» **Task objective**:
Collect from the data below each line with "JSON".

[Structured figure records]
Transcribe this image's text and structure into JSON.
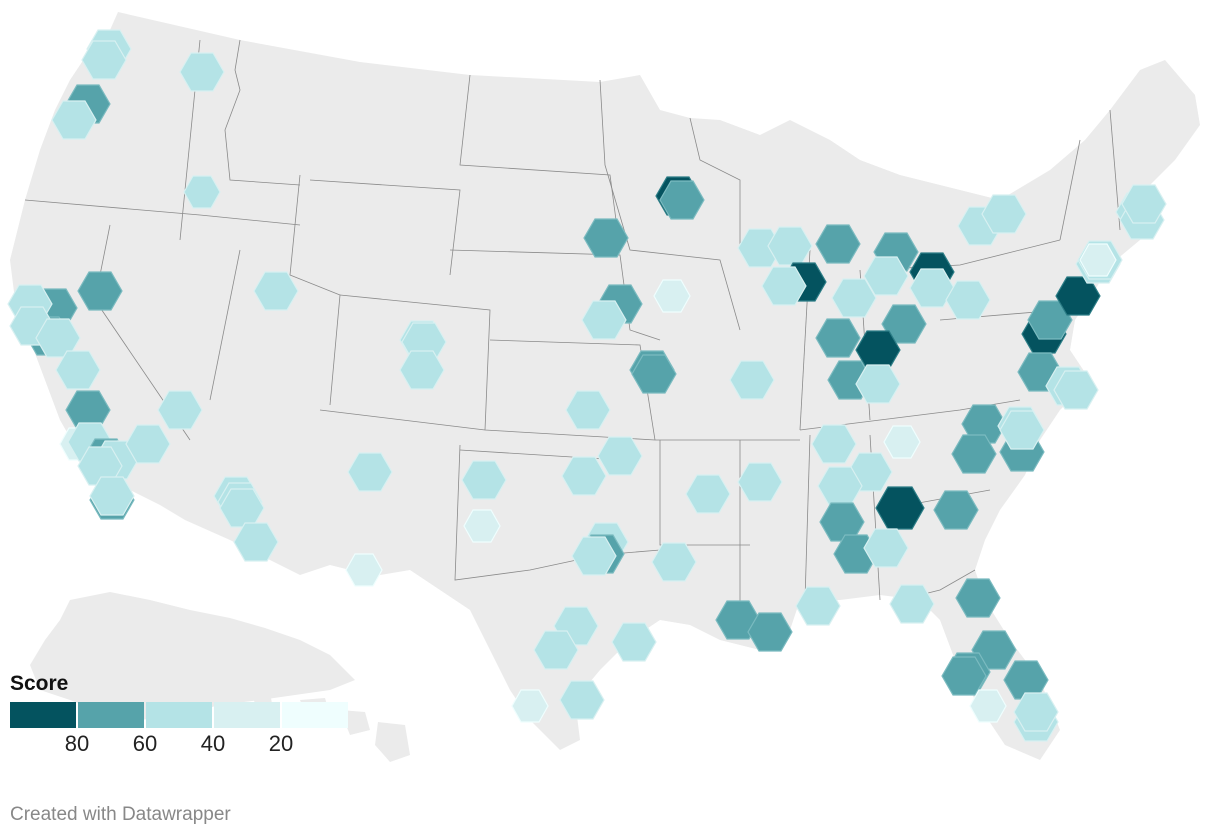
{
  "legend": {
    "title": "Score",
    "ticks": [
      "80",
      "60",
      "40",
      "20"
    ],
    "colors": [
      "#04535f",
      "#56a3aa",
      "#b4e3e6",
      "#d8f0f1",
      "#effefe"
    ]
  },
  "footer": {
    "credit": "Created with Datawrapper"
  },
  "map_colors": {
    "land": "#ebebeb",
    "state_border": "#888888",
    "score_80_plus": "#04535f",
    "score_60_80": "#56a3aa",
    "score_40_60": "#b4e3e6",
    "score_20_40": "#d8f0f1",
    "score_0_20": "#effefe"
  }
}
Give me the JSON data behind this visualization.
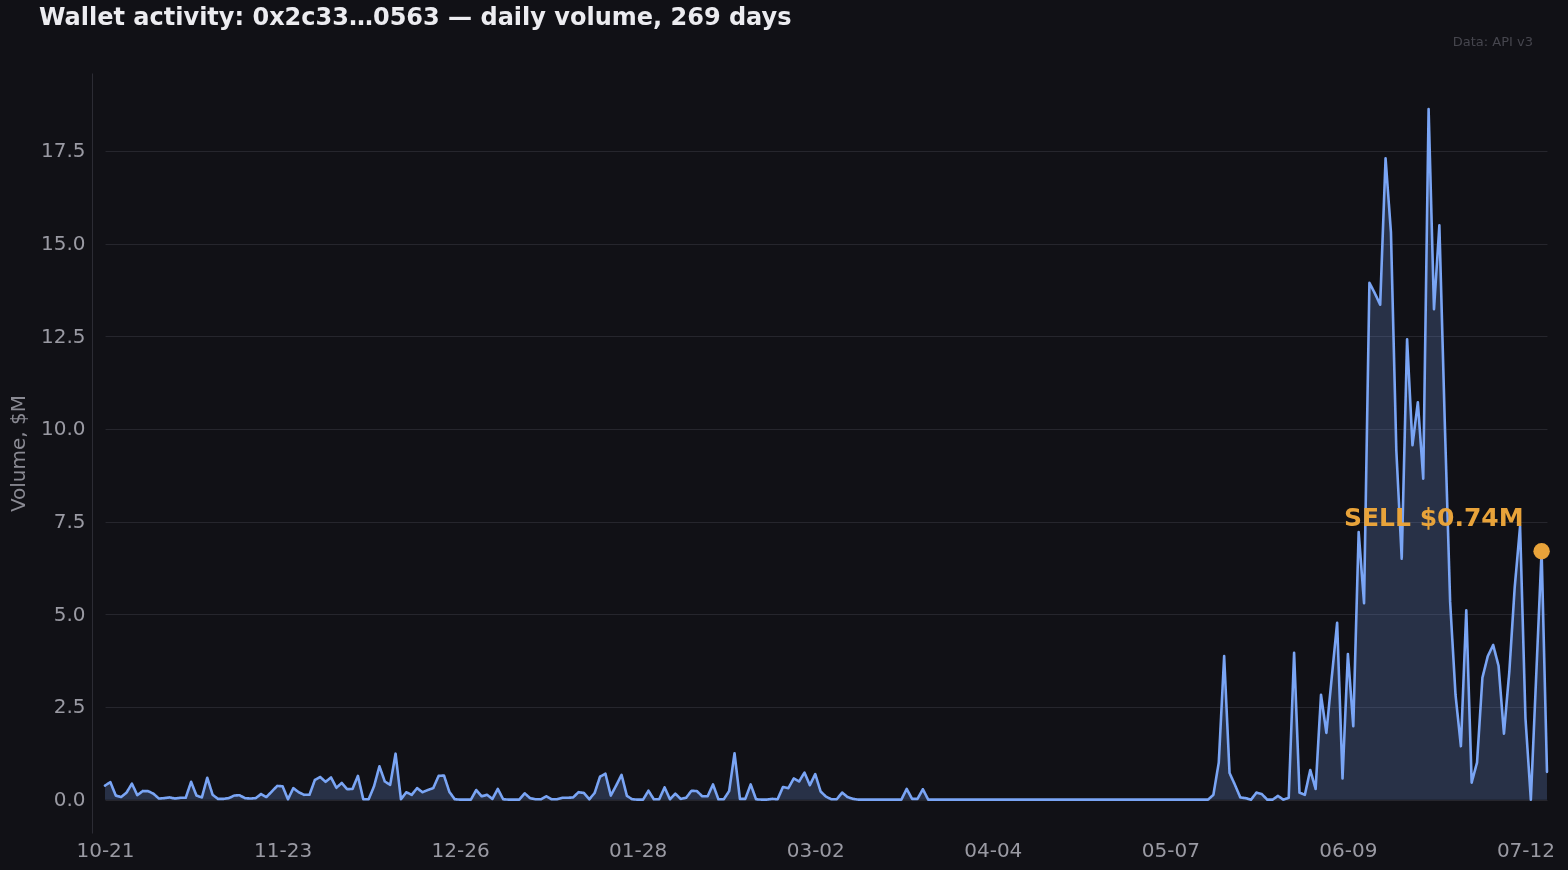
{
  "chart_data": {
    "type": "area",
    "title": "Wallet activity: 0x2c33…0563 — daily volume, 269 days",
    "ylabel": "Volume, $M",
    "annotations": [
      "Data: API v3",
      "SELL $0.74M"
    ],
    "categories": [
      "10-21",
      null,
      null,
      null,
      null,
      null,
      null,
      null,
      null,
      null,
      null,
      null,
      null,
      null,
      null,
      null,
      null,
      null,
      null,
      null,
      null,
      null,
      null,
      null,
      null,
      null,
      null,
      null,
      null,
      null,
      null,
      null,
      null,
      "11-23",
      null,
      null,
      null,
      null,
      null,
      null,
      null,
      null,
      null,
      null,
      null,
      null,
      null,
      null,
      null,
      null,
      null,
      null,
      null,
      null,
      null,
      null,
      null,
      null,
      null,
      null,
      null,
      null,
      null,
      null,
      null,
      null,
      "12-26",
      null,
      null,
      null,
      null,
      null,
      null,
      null,
      null,
      null,
      null,
      null,
      null,
      null,
      null,
      null,
      null,
      null,
      null,
      null,
      null,
      null,
      null,
      null,
      null,
      null,
      null,
      null,
      null,
      null,
      null,
      null,
      null,
      "01-28",
      null,
      null,
      null,
      null,
      null,
      null,
      null,
      null,
      null,
      null,
      null,
      null,
      null,
      null,
      null,
      null,
      null,
      null,
      null,
      null,
      null,
      null,
      null,
      null,
      null,
      null,
      null,
      null,
      null,
      null,
      null,
      null,
      "03-02",
      null,
      null,
      null,
      null,
      null,
      null,
      null,
      null,
      null,
      null,
      null,
      null,
      null,
      null,
      null,
      null,
      null,
      null,
      null,
      null,
      null,
      null,
      null,
      null,
      null,
      null,
      null,
      null,
      null,
      null,
      null,
      null,
      "04-04",
      null,
      null,
      null,
      null,
      null,
      null,
      null,
      null,
      null,
      null,
      null,
      null,
      null,
      null,
      null,
      null,
      null,
      null,
      null,
      null,
      null,
      null,
      null,
      null,
      null,
      null,
      null,
      null,
      null,
      null,
      null,
      null,
      "05-07",
      null,
      null,
      null,
      null,
      null,
      null,
      null,
      null,
      null,
      null,
      null,
      null,
      null,
      null,
      null,
      null,
      null,
      null,
      null,
      null,
      null,
      null,
      null,
      null,
      null,
      null,
      null,
      null,
      null,
      null,
      null,
      null,
      "06-09",
      null,
      null,
      null,
      null,
      null,
      null,
      null,
      null,
      null,
      null,
      null,
      null,
      null,
      null,
      null,
      null,
      null,
      null,
      null,
      null,
      null,
      null,
      null,
      null,
      null,
      null,
      null,
      null,
      null,
      null,
      null,
      null,
      "07-12",
      null,
      null,
      null,
      null
    ],
    "ylim": [
      -0.9,
      19.6
    ],
    "yticks": [
      {
        "value": 0,
        "label": "0.0"
      },
      2.5,
      {
        "value": 5,
        "label": "5.0"
      },
      7.5,
      {
        "value": 10,
        "label": "10.0"
      },
      12.5,
      {
        "value": 15,
        "label": "15.0"
      },
      17.5
    ],
    "grid": "y",
    "series": [
      {
        "color": "#7aa5f5",
        "values": [
          0.38,
          0.47,
          0.11,
          0.07,
          0.19,
          0.43,
          0.12,
          0.23,
          0.23,
          0.16,
          0.03,
          0.04,
          0.06,
          0.03,
          0.05,
          0.05,
          0.48,
          0.11,
          0.06,
          0.59,
          0.13,
          0.02,
          0.02,
          0.04,
          0.11,
          0.12,
          0.04,
          0.03,
          0.04,
          0.15,
          0.07,
          0.22,
          0.37,
          0.36,
          0.01,
          0.31,
          0.2,
          0.13,
          0.13,
          0.53,
          0.61,
          0.48,
          0.6,
          0.32,
          0.45,
          0.28,
          0.29,
          0.64,
          0.01,
          0.01,
          0.36,
          0.9,
          0.49,
          0.4,
          1.24,
          0.01,
          0.2,
          0.13,
          0.31,
          0.2,
          0.26,
          0.31,
          0.64,
          0.65,
          0.21,
          0.01,
          0,
          0,
          0,
          0.26,
          0.09,
          0.13,
          0.02,
          0.29,
          0.01,
          0,
          0,
          0,
          0.17,
          0.04,
          0.01,
          0.01,
          0.09,
          0.01,
          0.01,
          0.05,
          0.05,
          0.06,
          0.2,
          0.18,
          0.01,
          0.18,
          0.62,
          0.7,
          0.11,
          0.38,
          0.67,
          0.1,
          0.01,
          0,
          0,
          0.24,
          0.01,
          0.01,
          0.33,
          0.01,
          0.16,
          0.02,
          0.05,
          0.24,
          0.23,
          0.09,
          0.09,
          0.41,
          0.01,
          0.01,
          0.23,
          1.25,
          0.02,
          0.02,
          0.41,
          0.01,
          0,
          0,
          0.02,
          0.01,
          0.34,
          0.31,
          0.57,
          0.49,
          0.73,
          0.39,
          0.69,
          0.22,
          0.08,
          0.01,
          0.01,
          0.19,
          0.07,
          0.02,
          0,
          0,
          0,
          0,
          0,
          0,
          0,
          0,
          0,
          0.29,
          0.02,
          0.02,
          0.28,
          0,
          0,
          0,
          0,
          0,
          0,
          0,
          0,
          0,
          0,
          0,
          0,
          0,
          0,
          0,
          0,
          0,
          0,
          0,
          0,
          0,
          0,
          0,
          0,
          0,
          0,
          0,
          0,
          0,
          0,
          0,
          0,
          0,
          0,
          0,
          0,
          0,
          0,
          0,
          0,
          0,
          0,
          0,
          0,
          0,
          0,
          0,
          0,
          0,
          0,
          0,
          0,
          0,
          0.13,
          1.0,
          3.87,
          0.72,
          0.4,
          0.06,
          0.04,
          0,
          0.19,
          0.15,
          0,
          0,
          0.1,
          0,
          0.05,
          3.96,
          0.19,
          0.13,
          0.8,
          0.29,
          2.83,
          1.8,
          3.3,
          4.77,
          0.57,
          3.93,
          1.98,
          7.22,
          5.3,
          13.94,
          13.66,
          13.35,
          17.3,
          15.3,
          9.42,
          6.5,
          12.42,
          9.56,
          10.72,
          8.66,
          18.63,
          13.23,
          15.49,
          10.2,
          5.34,
          2.83,
          1.44,
          5.11,
          0.46,
          1.0,
          3.29,
          3.87,
          4.17,
          3.61,
          1.78,
          3.45,
          5.72,
          7.37,
          2.2,
          0,
          3.35,
          6.7,
          0.75
        ]
      },
      {
        "type": "scatter",
        "color": "#e8a33a",
        "marker": "circle",
        "values": [
          null,
          null,
          null,
          null,
          null,
          null,
          null,
          null,
          null,
          null,
          null,
          null,
          null,
          null,
          null,
          null,
          null,
          null,
          null,
          null,
          null,
          null,
          null,
          null,
          null,
          null,
          null,
          null,
          null,
          null,
          null,
          null,
          null,
          null,
          null,
          null,
          null,
          null,
          null,
          null,
          null,
          null,
          null,
          null,
          null,
          null,
          null,
          null,
          null,
          null,
          null,
          null,
          null,
          null,
          null,
          null,
          null,
          null,
          null,
          null,
          null,
          null,
          null,
          null,
          null,
          null,
          null,
          null,
          null,
          null,
          null,
          null,
          null,
          null,
          null,
          null,
          null,
          null,
          null,
          null,
          null,
          null,
          null,
          null,
          null,
          null,
          null,
          null,
          null,
          null,
          null,
          null,
          null,
          null,
          null,
          null,
          null,
          null,
          null,
          null,
          null,
          null,
          null,
          null,
          null,
          null,
          null,
          null,
          null,
          null,
          null,
          null,
          null,
          null,
          null,
          null,
          null,
          null,
          null,
          null,
          null,
          null,
          null,
          null,
          null,
          null,
          null,
          null,
          null,
          null,
          null,
          null,
          null,
          null,
          null,
          null,
          null,
          null,
          null,
          null,
          null,
          null,
          null,
          null,
          null,
          null,
          null,
          null,
          null,
          null,
          null,
          null,
          null,
          null,
          null,
          null,
          null,
          null,
          null,
          null,
          null,
          null,
          null,
          null,
          null,
          null,
          null,
          null,
          null,
          null,
          null,
          null,
          null,
          null,
          null,
          null,
          null,
          null,
          null,
          null,
          null,
          null,
          null,
          null,
          null,
          null,
          null,
          null,
          null,
          null,
          null,
          null,
          null,
          null,
          null,
          null,
          null,
          null,
          null,
          null,
          null,
          null,
          null,
          null,
          null,
          null,
          null,
          null,
          null,
          null,
          null,
          null,
          null,
          null,
          null,
          null,
          null,
          null,
          null,
          null,
          null,
          null,
          null,
          null,
          null,
          null,
          null,
          null,
          null,
          null,
          null,
          null,
          null,
          null,
          null,
          null,
          null,
          null,
          null,
          null,
          null,
          null,
          null,
          null,
          null,
          null,
          null,
          null,
          null,
          null,
          null,
          null,
          null,
          null,
          null,
          null,
          null,
          null,
          null,
          null,
          null,
          null,
          null,
          null,
          null,
          null,
          null,
          6.7,
          null
        ]
      }
    ]
  }
}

» **Expected answer**:
Transcribe this image's text and structure into JSON.
Give me the JSON data behind this visualization.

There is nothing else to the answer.